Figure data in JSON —
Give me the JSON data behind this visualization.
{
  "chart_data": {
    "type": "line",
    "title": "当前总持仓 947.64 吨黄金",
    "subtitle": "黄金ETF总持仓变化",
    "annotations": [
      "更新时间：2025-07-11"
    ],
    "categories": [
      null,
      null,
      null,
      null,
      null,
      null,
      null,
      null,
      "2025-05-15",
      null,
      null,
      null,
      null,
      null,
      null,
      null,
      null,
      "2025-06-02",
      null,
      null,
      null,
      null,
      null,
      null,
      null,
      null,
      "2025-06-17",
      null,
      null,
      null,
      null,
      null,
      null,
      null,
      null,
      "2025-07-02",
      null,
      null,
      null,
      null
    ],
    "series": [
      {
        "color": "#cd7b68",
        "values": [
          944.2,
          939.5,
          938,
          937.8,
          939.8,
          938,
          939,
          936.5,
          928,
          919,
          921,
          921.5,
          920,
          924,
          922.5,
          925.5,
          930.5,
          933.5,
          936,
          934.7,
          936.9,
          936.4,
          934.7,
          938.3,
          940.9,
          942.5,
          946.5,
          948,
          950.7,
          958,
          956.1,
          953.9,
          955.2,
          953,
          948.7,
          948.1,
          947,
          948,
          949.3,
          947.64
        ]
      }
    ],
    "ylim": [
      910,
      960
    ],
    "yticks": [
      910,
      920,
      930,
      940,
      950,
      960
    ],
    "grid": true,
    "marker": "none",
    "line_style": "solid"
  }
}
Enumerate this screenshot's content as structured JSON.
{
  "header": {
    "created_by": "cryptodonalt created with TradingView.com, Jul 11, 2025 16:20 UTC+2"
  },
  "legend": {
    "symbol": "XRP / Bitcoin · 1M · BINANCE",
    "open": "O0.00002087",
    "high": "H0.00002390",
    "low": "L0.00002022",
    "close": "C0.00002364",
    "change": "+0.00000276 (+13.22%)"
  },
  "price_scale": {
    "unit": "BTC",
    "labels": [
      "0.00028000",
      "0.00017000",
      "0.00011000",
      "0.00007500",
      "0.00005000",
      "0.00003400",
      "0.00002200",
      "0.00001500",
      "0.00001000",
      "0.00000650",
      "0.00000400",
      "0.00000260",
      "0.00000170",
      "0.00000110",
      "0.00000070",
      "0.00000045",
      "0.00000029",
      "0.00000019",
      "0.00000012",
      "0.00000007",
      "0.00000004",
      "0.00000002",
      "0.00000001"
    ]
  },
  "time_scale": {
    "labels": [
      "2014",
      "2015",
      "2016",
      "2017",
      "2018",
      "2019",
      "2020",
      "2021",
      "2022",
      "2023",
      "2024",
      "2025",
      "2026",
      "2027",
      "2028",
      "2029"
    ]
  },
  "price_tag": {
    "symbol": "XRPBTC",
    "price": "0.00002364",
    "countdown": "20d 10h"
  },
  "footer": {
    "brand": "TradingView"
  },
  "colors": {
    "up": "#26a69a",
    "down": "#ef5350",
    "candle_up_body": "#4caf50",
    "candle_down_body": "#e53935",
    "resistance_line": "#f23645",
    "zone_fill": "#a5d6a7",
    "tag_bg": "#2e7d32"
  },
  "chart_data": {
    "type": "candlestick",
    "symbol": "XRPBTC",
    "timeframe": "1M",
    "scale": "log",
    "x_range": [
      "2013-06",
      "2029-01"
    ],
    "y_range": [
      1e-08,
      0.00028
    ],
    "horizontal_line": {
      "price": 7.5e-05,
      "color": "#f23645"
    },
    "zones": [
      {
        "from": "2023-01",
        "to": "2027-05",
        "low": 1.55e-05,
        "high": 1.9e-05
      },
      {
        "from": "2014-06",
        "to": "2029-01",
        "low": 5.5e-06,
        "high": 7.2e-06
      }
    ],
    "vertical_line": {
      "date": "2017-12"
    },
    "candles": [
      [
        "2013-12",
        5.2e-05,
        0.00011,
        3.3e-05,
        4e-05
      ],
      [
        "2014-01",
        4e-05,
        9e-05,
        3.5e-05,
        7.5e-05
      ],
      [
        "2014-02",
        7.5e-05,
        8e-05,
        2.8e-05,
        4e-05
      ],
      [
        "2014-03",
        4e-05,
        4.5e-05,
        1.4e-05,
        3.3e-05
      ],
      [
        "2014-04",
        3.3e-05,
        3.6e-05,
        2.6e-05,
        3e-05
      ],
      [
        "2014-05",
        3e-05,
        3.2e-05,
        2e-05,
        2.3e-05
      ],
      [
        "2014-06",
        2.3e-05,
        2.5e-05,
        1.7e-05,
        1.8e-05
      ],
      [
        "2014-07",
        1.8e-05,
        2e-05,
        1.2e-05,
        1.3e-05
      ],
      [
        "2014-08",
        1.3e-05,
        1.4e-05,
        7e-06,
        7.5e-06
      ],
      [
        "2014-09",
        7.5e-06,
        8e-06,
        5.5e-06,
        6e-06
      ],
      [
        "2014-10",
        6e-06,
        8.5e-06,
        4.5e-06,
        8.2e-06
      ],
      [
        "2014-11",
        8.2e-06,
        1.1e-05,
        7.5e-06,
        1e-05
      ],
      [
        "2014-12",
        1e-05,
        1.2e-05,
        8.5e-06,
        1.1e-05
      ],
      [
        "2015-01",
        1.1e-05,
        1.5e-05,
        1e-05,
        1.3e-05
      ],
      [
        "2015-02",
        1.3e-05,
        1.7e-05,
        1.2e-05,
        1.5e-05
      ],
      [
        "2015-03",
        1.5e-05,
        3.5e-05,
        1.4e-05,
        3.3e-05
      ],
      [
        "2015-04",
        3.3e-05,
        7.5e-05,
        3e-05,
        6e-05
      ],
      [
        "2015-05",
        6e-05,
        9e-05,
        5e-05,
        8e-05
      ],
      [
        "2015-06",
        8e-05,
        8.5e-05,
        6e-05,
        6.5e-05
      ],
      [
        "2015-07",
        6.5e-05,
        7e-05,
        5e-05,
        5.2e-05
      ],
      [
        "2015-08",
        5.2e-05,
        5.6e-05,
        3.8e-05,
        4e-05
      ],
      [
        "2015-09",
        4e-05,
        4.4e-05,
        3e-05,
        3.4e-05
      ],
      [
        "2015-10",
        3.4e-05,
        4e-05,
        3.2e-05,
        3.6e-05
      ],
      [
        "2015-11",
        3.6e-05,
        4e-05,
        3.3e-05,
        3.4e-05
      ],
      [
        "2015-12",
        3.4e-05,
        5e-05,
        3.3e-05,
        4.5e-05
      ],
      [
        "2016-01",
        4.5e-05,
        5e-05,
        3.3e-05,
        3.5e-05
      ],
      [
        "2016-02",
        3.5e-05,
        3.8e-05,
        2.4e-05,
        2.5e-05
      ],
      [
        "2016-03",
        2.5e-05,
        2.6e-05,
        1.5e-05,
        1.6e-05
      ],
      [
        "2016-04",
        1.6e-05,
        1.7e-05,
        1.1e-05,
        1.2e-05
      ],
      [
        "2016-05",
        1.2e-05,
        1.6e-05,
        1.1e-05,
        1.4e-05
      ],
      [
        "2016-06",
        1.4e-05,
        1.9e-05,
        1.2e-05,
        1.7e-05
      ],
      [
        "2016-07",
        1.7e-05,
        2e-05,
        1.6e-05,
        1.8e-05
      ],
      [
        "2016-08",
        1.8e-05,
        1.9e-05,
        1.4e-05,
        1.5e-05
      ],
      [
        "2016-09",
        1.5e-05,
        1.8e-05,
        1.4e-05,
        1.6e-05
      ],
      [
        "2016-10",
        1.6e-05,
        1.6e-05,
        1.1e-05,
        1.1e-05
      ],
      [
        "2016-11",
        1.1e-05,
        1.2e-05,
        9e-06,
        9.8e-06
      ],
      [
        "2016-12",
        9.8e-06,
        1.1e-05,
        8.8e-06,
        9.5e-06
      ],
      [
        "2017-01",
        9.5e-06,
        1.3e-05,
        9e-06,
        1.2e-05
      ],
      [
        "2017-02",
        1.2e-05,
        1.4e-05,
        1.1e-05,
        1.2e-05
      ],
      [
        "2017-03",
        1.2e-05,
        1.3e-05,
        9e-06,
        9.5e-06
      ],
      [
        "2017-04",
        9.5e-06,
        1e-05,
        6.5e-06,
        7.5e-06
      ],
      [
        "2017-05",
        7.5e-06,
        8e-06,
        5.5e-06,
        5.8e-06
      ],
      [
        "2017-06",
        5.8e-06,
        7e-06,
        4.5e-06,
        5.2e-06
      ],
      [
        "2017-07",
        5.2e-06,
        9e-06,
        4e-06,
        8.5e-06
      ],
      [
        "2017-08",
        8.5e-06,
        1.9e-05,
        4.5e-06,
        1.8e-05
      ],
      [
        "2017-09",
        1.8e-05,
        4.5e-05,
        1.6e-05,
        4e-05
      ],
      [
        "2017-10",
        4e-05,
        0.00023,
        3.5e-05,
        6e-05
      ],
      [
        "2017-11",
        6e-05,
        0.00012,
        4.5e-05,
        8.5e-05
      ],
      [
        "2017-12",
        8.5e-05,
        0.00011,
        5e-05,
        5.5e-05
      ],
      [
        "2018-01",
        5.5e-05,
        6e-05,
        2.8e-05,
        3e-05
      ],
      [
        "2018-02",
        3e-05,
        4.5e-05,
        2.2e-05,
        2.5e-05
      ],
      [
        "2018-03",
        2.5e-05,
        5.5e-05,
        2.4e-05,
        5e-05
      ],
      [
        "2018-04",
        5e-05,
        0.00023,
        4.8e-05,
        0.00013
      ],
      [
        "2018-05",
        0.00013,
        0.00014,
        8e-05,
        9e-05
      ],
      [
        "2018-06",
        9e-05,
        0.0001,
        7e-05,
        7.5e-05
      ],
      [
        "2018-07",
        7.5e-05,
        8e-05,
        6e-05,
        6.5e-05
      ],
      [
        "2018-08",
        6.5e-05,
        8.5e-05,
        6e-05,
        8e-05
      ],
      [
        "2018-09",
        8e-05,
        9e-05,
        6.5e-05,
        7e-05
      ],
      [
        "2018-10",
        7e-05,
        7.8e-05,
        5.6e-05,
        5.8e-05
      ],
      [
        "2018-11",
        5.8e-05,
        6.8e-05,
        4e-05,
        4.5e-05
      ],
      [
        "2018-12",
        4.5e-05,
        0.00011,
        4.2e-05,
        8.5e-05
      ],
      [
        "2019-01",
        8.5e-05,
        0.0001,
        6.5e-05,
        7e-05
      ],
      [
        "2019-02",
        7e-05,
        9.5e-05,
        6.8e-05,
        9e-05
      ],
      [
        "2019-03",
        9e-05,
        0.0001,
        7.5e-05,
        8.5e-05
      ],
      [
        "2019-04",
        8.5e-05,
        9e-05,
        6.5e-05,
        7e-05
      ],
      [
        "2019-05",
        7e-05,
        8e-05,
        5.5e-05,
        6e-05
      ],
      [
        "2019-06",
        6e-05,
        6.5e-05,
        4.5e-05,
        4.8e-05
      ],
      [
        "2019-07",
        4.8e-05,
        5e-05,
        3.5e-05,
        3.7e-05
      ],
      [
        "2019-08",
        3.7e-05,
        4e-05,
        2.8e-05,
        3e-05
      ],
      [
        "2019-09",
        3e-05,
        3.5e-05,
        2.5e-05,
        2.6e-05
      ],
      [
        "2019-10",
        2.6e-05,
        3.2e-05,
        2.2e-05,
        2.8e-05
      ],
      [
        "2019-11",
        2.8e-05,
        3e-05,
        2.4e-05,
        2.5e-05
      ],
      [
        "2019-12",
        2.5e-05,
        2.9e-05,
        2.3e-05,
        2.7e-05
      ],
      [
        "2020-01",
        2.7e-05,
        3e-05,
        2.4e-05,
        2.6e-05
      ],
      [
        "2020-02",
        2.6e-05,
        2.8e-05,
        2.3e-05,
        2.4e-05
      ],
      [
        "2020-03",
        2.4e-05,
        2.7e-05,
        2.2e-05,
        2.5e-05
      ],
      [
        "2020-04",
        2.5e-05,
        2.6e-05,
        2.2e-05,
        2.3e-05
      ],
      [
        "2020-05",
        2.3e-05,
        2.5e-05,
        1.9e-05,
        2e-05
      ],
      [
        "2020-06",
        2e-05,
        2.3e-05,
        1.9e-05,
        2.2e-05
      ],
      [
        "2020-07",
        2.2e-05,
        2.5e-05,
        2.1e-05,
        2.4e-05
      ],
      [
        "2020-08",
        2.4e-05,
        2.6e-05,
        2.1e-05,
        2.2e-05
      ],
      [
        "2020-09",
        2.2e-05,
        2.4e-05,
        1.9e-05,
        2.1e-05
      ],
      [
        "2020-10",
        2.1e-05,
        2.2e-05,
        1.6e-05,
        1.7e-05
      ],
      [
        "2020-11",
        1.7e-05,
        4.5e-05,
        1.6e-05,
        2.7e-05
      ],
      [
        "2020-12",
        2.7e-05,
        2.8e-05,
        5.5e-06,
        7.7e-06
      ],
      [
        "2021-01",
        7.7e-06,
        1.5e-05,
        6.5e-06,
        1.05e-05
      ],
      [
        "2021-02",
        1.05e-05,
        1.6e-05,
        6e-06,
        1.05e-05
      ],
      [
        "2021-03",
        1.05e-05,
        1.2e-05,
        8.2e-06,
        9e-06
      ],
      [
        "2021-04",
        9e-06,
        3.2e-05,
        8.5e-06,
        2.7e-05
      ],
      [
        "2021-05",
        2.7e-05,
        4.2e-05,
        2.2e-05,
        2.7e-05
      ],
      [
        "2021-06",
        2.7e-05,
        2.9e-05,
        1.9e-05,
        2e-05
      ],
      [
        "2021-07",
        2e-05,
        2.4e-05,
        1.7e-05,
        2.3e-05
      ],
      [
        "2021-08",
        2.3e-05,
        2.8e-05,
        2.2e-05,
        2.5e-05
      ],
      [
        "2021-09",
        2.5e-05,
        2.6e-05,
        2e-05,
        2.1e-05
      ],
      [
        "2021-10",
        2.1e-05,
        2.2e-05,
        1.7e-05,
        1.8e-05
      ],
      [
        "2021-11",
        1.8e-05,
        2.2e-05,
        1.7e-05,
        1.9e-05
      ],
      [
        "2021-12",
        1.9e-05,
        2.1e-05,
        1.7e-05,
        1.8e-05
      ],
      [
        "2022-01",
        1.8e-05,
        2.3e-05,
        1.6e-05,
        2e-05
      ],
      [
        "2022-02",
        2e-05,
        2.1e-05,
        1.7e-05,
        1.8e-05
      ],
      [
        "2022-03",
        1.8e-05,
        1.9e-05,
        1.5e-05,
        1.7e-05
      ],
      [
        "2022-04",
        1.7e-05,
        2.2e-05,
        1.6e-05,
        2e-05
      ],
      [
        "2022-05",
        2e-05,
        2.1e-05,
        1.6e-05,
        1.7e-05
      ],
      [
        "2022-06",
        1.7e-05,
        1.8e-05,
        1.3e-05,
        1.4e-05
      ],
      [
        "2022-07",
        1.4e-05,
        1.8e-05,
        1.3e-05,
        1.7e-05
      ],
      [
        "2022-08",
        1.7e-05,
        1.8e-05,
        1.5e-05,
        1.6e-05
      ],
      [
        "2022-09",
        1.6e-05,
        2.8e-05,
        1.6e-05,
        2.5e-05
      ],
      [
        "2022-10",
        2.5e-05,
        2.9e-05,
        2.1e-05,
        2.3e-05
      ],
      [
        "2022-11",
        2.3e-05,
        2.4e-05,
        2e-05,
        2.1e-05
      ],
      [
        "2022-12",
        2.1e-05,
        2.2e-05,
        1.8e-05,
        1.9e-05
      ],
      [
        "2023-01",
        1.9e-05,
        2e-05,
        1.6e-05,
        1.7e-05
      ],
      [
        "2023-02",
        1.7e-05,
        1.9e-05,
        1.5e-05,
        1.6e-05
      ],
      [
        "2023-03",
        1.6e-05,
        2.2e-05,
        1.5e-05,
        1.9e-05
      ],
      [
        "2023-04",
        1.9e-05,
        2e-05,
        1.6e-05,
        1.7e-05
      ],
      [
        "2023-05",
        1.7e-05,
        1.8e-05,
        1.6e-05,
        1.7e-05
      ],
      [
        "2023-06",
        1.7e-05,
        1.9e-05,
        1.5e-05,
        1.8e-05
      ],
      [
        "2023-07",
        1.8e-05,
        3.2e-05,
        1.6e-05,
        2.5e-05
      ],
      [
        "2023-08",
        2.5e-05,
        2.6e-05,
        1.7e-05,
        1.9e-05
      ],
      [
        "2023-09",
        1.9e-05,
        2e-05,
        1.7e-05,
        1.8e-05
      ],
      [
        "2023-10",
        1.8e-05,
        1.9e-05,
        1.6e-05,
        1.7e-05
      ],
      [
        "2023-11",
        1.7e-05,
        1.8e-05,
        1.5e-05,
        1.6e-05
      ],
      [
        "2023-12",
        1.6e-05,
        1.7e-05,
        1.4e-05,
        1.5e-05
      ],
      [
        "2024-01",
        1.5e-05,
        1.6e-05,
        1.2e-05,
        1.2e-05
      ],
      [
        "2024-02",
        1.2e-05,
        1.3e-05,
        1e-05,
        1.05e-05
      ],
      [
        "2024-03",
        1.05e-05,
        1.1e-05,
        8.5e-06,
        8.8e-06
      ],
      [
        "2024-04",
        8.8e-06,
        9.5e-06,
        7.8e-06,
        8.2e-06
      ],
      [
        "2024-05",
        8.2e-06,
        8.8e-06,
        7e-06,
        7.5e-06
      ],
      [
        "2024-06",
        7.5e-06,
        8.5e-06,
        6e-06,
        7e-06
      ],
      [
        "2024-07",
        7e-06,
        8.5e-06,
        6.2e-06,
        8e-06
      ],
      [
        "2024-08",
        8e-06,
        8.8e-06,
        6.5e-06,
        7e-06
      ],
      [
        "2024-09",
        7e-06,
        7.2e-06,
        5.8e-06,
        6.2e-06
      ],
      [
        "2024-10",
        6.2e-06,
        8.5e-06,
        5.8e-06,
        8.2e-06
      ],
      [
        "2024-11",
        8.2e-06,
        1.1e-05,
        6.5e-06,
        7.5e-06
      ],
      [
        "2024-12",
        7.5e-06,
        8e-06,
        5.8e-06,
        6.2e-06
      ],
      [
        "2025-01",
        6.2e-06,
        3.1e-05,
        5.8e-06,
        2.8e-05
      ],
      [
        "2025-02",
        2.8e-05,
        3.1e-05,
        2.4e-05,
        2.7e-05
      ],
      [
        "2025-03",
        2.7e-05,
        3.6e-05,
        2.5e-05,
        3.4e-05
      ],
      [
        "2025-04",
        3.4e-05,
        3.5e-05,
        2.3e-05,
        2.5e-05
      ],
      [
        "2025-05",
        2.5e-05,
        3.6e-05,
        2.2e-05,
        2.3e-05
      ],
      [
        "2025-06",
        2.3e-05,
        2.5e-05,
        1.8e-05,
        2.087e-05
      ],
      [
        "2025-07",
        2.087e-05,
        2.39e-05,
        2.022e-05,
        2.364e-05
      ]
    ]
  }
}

WHAT TO PRODUCE — List all lines in the material containing the string "TradingView".

SOLUTION —
    "created_by": "cryptodonalt created with TradingView.com, Jul 11, 2025 16:20 UTC+2"
    "brand": "TradingView"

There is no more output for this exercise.